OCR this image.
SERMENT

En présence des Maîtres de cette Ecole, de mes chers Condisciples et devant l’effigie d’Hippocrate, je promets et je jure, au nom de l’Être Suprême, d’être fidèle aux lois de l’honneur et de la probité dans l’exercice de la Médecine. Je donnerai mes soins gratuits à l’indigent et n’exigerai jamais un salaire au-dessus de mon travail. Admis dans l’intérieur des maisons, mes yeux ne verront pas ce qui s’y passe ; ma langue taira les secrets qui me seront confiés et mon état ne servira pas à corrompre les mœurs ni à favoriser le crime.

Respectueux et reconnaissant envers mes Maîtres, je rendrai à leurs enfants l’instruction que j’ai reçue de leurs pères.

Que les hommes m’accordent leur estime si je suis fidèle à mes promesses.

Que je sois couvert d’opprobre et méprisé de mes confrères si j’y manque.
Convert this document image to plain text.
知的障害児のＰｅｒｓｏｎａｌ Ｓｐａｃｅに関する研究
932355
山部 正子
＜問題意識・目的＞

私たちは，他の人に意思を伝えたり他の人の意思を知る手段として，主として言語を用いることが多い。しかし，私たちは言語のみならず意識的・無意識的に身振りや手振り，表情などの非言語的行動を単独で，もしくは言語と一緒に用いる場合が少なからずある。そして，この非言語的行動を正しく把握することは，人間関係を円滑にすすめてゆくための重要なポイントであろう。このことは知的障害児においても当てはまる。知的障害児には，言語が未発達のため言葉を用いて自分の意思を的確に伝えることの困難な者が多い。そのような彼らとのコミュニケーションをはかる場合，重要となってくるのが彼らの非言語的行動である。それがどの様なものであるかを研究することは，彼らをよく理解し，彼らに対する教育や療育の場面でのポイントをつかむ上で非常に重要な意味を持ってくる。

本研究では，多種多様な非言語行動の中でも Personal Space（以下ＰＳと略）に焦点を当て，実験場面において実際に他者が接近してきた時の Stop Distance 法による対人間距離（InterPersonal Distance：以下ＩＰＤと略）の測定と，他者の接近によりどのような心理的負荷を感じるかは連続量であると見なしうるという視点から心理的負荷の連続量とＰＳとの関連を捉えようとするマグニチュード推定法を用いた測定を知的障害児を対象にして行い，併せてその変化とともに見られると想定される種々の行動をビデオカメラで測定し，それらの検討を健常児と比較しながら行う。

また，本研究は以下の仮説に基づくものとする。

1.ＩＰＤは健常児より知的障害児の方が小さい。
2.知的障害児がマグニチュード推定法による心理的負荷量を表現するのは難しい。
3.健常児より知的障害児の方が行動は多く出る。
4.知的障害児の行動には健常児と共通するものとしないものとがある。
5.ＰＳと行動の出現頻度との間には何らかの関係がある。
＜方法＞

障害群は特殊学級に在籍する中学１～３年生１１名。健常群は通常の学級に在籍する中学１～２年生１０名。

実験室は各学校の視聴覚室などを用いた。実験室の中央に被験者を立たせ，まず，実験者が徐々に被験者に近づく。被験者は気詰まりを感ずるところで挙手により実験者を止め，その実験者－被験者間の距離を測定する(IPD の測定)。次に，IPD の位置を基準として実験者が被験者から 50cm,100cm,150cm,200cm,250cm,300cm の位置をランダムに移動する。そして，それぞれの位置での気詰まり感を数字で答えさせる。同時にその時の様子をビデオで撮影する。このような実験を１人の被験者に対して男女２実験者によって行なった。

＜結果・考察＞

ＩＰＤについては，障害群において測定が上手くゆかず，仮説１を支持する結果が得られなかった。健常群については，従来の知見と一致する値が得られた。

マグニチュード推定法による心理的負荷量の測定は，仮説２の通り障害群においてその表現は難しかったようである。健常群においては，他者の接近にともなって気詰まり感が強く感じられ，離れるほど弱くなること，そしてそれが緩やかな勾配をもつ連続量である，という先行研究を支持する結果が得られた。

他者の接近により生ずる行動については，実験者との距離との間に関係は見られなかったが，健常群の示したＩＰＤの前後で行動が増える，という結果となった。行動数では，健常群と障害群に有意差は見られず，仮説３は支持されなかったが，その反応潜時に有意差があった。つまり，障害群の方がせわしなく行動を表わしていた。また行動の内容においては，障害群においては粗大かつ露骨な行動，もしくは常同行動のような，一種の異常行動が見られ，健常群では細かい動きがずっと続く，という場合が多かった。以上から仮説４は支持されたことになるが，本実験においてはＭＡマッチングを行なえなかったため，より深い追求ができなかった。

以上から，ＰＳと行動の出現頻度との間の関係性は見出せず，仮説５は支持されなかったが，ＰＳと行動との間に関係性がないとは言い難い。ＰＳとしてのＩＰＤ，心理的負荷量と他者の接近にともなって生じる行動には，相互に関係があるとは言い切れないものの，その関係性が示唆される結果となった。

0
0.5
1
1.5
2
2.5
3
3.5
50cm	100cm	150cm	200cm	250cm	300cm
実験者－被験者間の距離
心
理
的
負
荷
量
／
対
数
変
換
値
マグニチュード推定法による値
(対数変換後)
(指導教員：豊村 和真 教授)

◇ ◇ ◇ ◇

## SHORT TASK
Please quote the data above in full, with no line missing.

## WRITTEN REPLY
OCR this image.
SERMENT

En présence des Maîtres de cette Ecole, de mes chers Condisciples et devant l’effigie d’Hippocrate, je promets et je jure, au nom de l’Être Suprême, d’être fidèle aux lois de l’honneur et de la probité dans l’exercice de la Médecine. Je donnerai mes soins gratuits à l’indigent et n’exigerai jamais un salaire au-dessus de mon travail. Admis dans l’intérieur des maisons, mes yeux ne verront pas ce qui s’y passe ; ma langue taira les secrets qui me seront confiés et mon état ne servira pas à corrompre les mœurs ni à favoriser le crime.

Respectueux et reconnaissant envers mes Maîtres, je rendrai à leurs enfants l’instruction que j’ai reçue de leurs pères.

Que les hommes m’accordent leur estime si je suis fidèle à mes promesses.

Que je sois couvert d’opprobre et méprisé de mes confrères si j’y manque.
Convert this document image to plain text.
知的障害児のＰｅｒｓｏｎａｌ Ｓｐａｃｅに関する研究
932355
山部 正子
＜問題意識・目的＞

私たちは，他の人に意思を伝えたり他の人の意思を知る手段として，主として言語を用いることが多い。しかし，私たちは言語のみならず意識的・無意識的に身振りや手振り，表情などの非言語的行動を単独で，もしくは言語と一緒に用いる場合が少なからずある。そして，この非言語的行動を正しく把握することは，人間関係を円滑にすすめてゆくための重要なポイントであろう。このことは知的障害児においても当てはまる。知的障害児には，言語が未発達のため言葉を用いて自分の意思を的確に伝えることの困難な者が多い。そのような彼らとのコミュニケーションをはかる場合，重要となってくるのが彼らの非言語的行動である。それがどの様なものであるかを研究することは，彼らをよく理解し，彼らに対する教育や療育の場面でのポイントをつかむ上で非常に重要な意味を持ってくる。

本研究では，多種多様な非言語行動の中でも Personal Space（以下ＰＳと略）に焦点を当て，実験場面において実際に他者が接近してきた時の Stop Distance 法による対人間距離（InterPersonal Distance：以下ＩＰＤと略）の測定と，他者の接近によりどのような心理的負荷を感じるかは連続量であると見なしうるという視点から心理的負荷の連続量とＰＳとの関連を捉えようとするマグニチュード推定法を用いた測定を知的障害児を対象にして行い，併せてその変化とともに見られると想定される種々の行動をビデオカメラで測定し，それらの検討を健常児と比較しながら行う。

また，本研究は以下の仮説に基づくものとする。

1.ＩＰＤは健常児より知的障害児の方が小さい。
2.知的障害児がマグニチュード推定法による心理的負荷量を表現するのは難しい。
3.健常児より知的障害児の方が行動は多く出る。
4.知的障害児の行動には健常児と共通するものとしないものとがある。
5.ＰＳと行動の出現頻度との間には何らかの関係がある。
＜方法＞

障害群は特殊学級に在籍する中学１～３年生１１名。健常群は通常の学級に在籍する中学１～２年生１０名。

実験室は各学校の視聴覚室などを用いた。実験室の中央に被験者を立たせ，まず，実験者が徐々に被験者に近づく。被験者は気詰まりを感ずるところで挙手により実験者を止め，その実験者－被験者間の距離を測定する(IPD の測定)。次に，IPD の位置を基準として実験者が被験者から 50cm,100cm,150cm,200cm,250cm,300cm の位置をランダムに移動する。そして，それぞれの位置での気詰まり感を数字で答えさせる。同時にその時の様子をビデオで撮影する。このような実験を１人の被験者に対して男女２実験者によって行なった。

＜結果・考察＞

ＩＰＤについては，障害群において測定が上手くゆかず，仮説１を支持する結果が得られなかった。健常群については，従来の知見と一致する値が得られた。

マグニチュード推定法による心理的負荷量の測定は，仮説２の通り障害群においてその表現は難しかったようである。健常群においては，他者の接近にともなって気詰まり感が強く感じられ，離れるほど弱くなること，そしてそれが緩やかな勾配をもつ連続量である，という先行研究を支持する結果が得られた。

他者の接近により生ずる行動については，実験者との距離との間に関係は見られなかったが，健常群の示したＩＰＤの前後で行動が増える，という結果となった。行動数では，健常群と障害群に有意差は見られず，仮説３は支持されなかったが，その反応潜時に有意差があった。つまり，障害群の方がせわしなく行動を表わしていた。また行動の内容においては，障害群においては粗大かつ露骨な行動，もしくは常同行動のような，一種の異常行動が見られ，健常群では細かい動きがずっと続く，という場合が多かった。以上から仮説４は支持されたことになるが，本実験においてはＭＡマッチングを行なえなかったため，より深い追求ができなかった。

以上から，ＰＳと行動の出現頻度との間の関係性は見出せず，仮説５は支持されなかったが，ＰＳと行動との間に関係性がないとは言い難い。ＰＳとしてのＩＰＤ，心理的負荷量と他者の接近にともなって生じる行動には，相互に関係があるとは言い切れないものの，その関係性が示唆される結果となった。

0
0.5
1
1.5
2
2.5
3
3.5
50cm	100cm	150cm	200cm	250cm	300cm
実験者－被験者間の距離
心
理
的
負
荷
量
／
対
数
変
換
値
マグニチュード推定法による値
(対数変換後)
(指導教員：豊村 和真 教授)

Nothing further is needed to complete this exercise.